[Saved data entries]
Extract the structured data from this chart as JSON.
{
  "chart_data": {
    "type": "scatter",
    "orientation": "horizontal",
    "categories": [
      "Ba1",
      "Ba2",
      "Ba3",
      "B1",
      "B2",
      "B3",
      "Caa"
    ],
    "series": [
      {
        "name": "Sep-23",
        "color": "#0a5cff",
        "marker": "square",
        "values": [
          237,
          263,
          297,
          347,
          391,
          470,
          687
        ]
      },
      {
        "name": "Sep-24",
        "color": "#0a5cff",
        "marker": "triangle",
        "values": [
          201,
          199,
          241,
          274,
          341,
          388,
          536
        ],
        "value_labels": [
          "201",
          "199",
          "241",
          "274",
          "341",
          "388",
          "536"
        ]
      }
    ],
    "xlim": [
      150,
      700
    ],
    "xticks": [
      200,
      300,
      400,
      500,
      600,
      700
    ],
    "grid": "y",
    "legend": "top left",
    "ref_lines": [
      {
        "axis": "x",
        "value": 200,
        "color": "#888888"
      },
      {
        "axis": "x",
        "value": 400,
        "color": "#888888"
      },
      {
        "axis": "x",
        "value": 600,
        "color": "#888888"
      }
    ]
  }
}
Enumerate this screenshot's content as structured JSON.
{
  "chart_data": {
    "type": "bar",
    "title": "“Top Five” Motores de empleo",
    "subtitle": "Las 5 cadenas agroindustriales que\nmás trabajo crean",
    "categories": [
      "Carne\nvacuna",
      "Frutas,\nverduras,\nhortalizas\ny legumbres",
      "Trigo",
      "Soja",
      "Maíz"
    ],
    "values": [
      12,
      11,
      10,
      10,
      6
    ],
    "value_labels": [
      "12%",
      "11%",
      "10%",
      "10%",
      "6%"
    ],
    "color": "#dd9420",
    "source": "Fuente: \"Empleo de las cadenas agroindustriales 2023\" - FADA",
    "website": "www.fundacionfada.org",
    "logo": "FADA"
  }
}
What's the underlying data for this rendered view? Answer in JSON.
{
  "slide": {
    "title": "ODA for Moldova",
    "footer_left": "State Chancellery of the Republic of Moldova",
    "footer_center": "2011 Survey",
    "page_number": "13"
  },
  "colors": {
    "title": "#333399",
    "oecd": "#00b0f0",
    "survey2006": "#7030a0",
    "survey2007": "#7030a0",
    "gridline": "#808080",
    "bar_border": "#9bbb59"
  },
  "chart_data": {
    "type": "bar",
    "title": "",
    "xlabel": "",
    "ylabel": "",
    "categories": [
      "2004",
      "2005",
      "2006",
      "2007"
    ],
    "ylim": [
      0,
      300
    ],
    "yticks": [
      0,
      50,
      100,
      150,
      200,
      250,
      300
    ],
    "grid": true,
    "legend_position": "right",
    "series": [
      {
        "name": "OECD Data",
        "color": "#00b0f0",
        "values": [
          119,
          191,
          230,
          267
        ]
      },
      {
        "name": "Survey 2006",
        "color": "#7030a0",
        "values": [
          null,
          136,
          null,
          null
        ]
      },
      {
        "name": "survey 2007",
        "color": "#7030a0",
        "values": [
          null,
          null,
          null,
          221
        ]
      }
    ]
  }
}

| TO DO |
Write out each line of the data above again, exactly as given.

| EXERCISE OUTPUT |
Extract the structured data from this chart as JSON.
{
  "chart_data": {
    "type": "scatter",
    "orientation": "horizontal",
    "categories": [
      "Ba1",
      "Ba2",
      "Ba3",
      "B1",
      "B2",
      "B3",
      "Caa"
    ],
    "series": [
      {
        "name": "Sep-23",
        "color": "#0a5cff",
        "marker": "square",
        "values": [
          237,
          263,
          297,
          347,
          391,
          470,
          687
        ]
      },
      {
        "name": "Sep-24",
        "color": "#0a5cff",
        "marker": "triangle",
        "values": [
          201,
          199,
          241,
          274,
          341,
          388,
          536
        ],
        "value_labels": [
          "201",
          "199",
          "241",
          "274",
          "341",
          "388",
          "536"
        ]
      }
    ],
    "xlim": [
      150,
      700
    ],
    "xticks": [
      200,
      300,
      400,
      500,
      600,
      700
    ],
    "grid": "y",
    "legend": "top left",
    "ref_lines": [
      {
        "axis": "x",
        "value": 200,
        "color": "#888888"
      },
      {
        "axis": "x",
        "value": 400,
        "color": "#888888"
      },
      {
        "axis": "x",
        "value": 600,
        "color": "#888888"
      }
    ]
  }
}
Enumerate this screenshot's content as structured JSON.
{
  "chart_data": {
    "type": "bar",
    "title": "“Top Five” Motores de empleo",
    "subtitle": "Las 5 cadenas agroindustriales que\nmás trabajo crean",
    "categories": [
      "Carne\nvacuna",
      "Frutas,\nverduras,\nhortalizas\ny legumbres",
      "Trigo",
      "Soja",
      "Maíz"
    ],
    "values": [
      12,
      11,
      10,
      10,
      6
    ],
    "value_labels": [
      "12%",
      "11%",
      "10%",
      "10%",
      "6%"
    ],
    "color": "#dd9420",
    "source": "Fuente: \"Empleo de las cadenas agroindustriales 2023\" - FADA",
    "website": "www.fundacionfada.org",
    "logo": "FADA"
  }
}
What's the underlying data for this rendered view? Answer in JSON.
{
  "slide": {
    "title": "ODA for Moldova",
    "footer_left": "State Chancellery of the Republic of Moldova",
    "footer_center": "2011 Survey",
    "page_number": "13"
  },
  "colors": {
    "title": "#333399",
    "oecd": "#00b0f0",
    "survey2006": "#7030a0",
    "survey2007": "#7030a0",
    "gridline": "#808080",
    "bar_border": "#9bbb59"
  },
  "chart_data": {
    "type": "bar",
    "title": "",
    "xlabel": "",
    "ylabel": "",
    "categories": [
      "2004",
      "2005",
      "2006",
      "2007"
    ],
    "ylim": [
      0,
      300
    ],
    "yticks": [
      0,
      50,
      100,
      150,
      200,
      250,
      300
    ],
    "grid": true,
    "legend_position": "right",
    "series": [
      {
        "name": "OECD Data",
        "color": "#00b0f0",
        "values": [
          119,
          191,
          230,
          267
        ]
      },
      {
        "name": "Survey 2006",
        "color": "#7030a0",
        "values": [
          null,
          136,
          null,
          null
        ]
      },
      {
        "name": "survey 2007",
        "color": "#7030a0",
        "values": [
          null,
          null,
          null,
          221
        ]
      }
    ]
  }
}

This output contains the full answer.